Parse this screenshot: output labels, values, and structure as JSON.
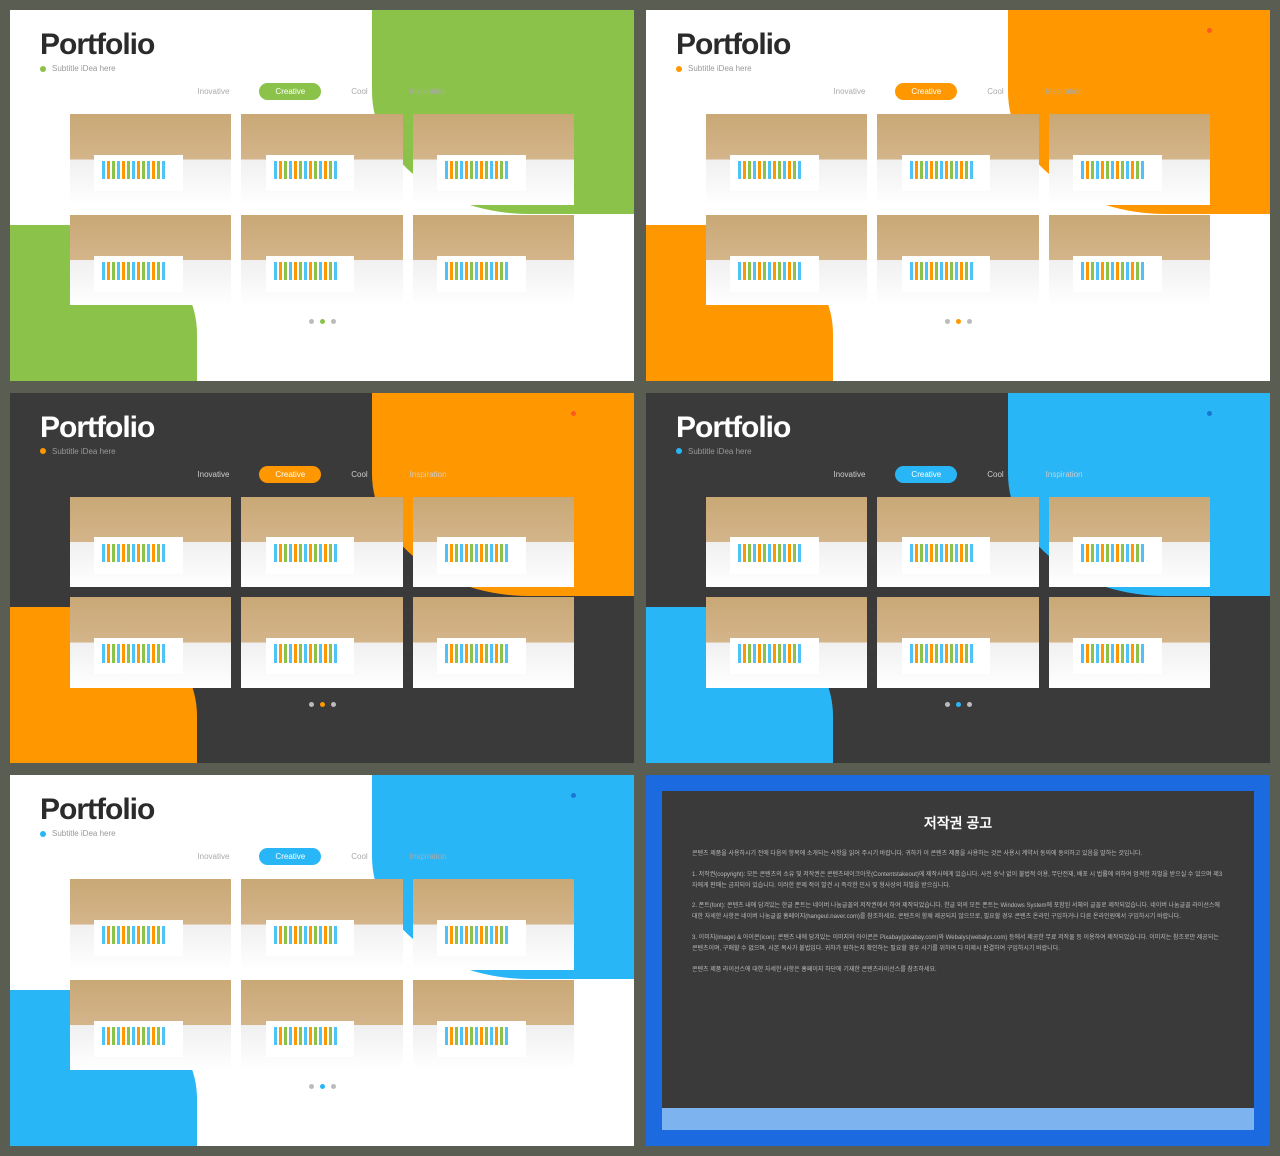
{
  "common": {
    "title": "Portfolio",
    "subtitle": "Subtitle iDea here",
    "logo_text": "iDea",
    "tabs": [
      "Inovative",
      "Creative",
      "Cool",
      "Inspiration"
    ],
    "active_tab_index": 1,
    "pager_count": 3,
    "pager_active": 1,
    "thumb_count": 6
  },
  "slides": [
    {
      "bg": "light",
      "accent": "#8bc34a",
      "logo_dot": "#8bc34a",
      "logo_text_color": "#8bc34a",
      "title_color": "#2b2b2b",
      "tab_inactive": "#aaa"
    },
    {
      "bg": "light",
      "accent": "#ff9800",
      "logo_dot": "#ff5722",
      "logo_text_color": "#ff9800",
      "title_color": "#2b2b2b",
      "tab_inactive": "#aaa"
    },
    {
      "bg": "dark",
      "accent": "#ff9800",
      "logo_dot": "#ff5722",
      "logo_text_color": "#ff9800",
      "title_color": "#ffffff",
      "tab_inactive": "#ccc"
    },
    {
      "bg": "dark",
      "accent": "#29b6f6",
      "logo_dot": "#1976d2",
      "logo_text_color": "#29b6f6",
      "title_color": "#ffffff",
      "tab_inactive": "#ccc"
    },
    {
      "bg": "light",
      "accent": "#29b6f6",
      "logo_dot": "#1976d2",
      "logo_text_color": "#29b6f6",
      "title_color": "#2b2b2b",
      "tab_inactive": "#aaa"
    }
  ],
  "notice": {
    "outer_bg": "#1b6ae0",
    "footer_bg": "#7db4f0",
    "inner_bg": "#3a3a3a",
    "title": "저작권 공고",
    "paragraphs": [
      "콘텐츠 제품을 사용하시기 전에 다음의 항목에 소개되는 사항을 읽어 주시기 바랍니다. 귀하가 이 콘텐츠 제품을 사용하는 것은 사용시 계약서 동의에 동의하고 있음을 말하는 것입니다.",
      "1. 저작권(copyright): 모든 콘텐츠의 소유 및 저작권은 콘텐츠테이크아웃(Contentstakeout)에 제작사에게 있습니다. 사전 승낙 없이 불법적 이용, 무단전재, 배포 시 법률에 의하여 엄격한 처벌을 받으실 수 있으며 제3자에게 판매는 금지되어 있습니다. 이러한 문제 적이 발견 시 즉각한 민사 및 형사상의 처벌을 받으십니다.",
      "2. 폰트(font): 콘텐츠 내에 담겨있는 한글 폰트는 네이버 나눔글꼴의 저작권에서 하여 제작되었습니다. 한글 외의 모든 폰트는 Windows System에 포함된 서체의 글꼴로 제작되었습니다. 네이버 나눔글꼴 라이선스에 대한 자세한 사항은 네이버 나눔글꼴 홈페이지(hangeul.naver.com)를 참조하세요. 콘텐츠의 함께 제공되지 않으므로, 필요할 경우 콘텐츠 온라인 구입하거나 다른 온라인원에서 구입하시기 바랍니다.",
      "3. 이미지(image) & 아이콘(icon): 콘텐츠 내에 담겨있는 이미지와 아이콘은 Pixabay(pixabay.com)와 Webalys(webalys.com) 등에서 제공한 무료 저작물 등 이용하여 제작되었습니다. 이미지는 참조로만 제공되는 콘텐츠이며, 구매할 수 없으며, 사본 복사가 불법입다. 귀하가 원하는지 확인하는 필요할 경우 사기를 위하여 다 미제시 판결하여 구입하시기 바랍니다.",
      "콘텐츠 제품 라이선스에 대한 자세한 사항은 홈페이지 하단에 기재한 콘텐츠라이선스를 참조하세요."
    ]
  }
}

---

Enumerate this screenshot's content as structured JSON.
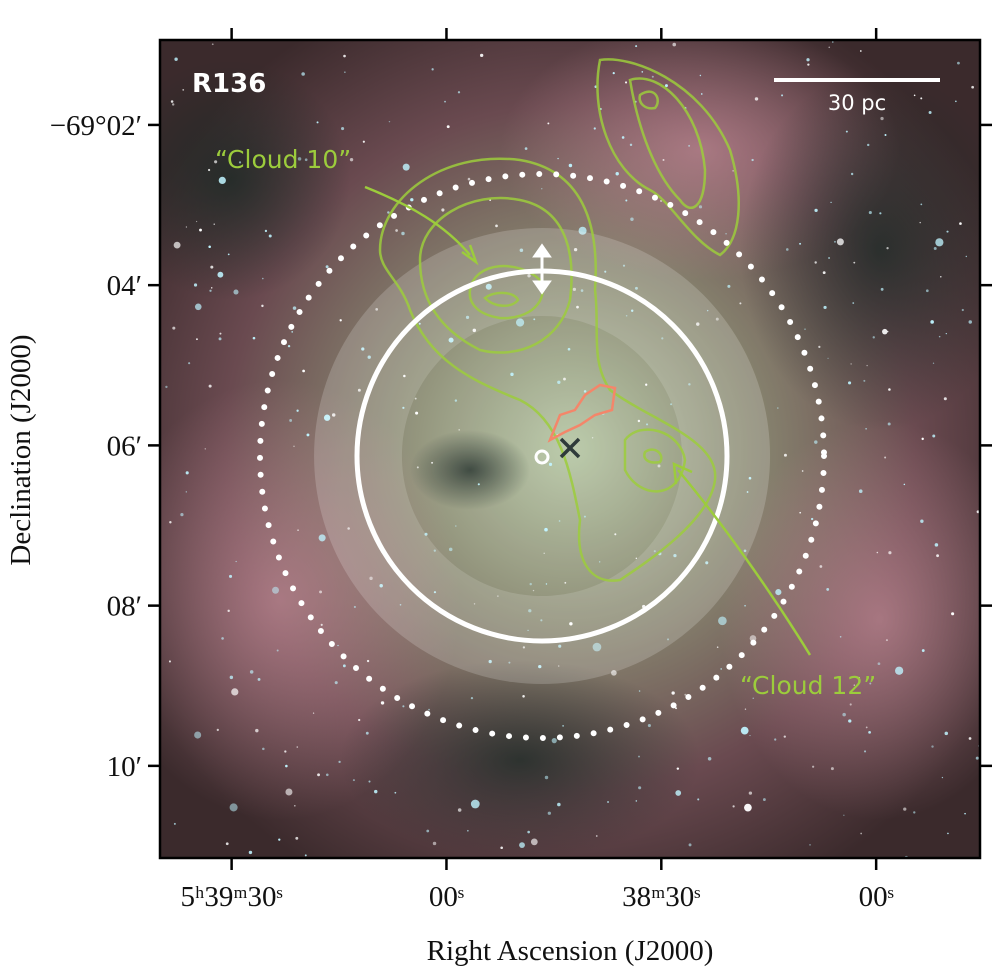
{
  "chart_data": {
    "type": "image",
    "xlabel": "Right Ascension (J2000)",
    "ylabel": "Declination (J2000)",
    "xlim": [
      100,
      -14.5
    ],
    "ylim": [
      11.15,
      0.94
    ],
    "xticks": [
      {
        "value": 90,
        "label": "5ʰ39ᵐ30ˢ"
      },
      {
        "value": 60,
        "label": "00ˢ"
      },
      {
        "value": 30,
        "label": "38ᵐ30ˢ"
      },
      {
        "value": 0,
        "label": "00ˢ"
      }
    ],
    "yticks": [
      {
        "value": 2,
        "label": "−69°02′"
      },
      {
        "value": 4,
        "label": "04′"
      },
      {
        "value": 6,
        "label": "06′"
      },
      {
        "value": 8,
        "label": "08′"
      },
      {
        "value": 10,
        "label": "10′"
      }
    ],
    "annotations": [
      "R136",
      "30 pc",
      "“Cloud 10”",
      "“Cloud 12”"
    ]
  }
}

---

- DIRECTIVE -
Pick out all lines containing the string "제작되었습니다".

- EXPECTED OUTPUT -
      "2. 폰트(font): 콘텐츠 내에 담겨있는 한글 폰트는 네이버 나눔글꼴의 저작권에서 하여 제작되었습니다. 한글 외의 모든 폰트는 Windows System에 포함된 서체의 글꼴로 제작되었습니다. 네이버 나눔글꼴 라이선스에 대한 자세한 사항은 네이버 나눔글꼴 홈페이지(hangeul.naver.com)를 참조하세요. 콘텐츠의 함께 제공되지 않으므로, 필요할 경우 콘텐츠 온라인 구입하거나 다른 온라인원에서 구입하시기 바랍니다.",
      "3. 이미지(image) & 아이콘(icon): 콘텐츠 내에 담겨있는 이미지와 아이콘은 Pixabay(pixabay.com)와 Webalys(webalys.com) 등에서 제공한 무료 저작물 등 이용하여 제작되었습니다. 이미지는 참조로만 제공되는 콘텐츠이며, 구매할 수 없으며, 사본 복사가 불법입다. 귀하가 원하는지 확인하는 필요할 경우 사기를 위하여 다 미제시 판결하여 구입하시기 바랍니다.",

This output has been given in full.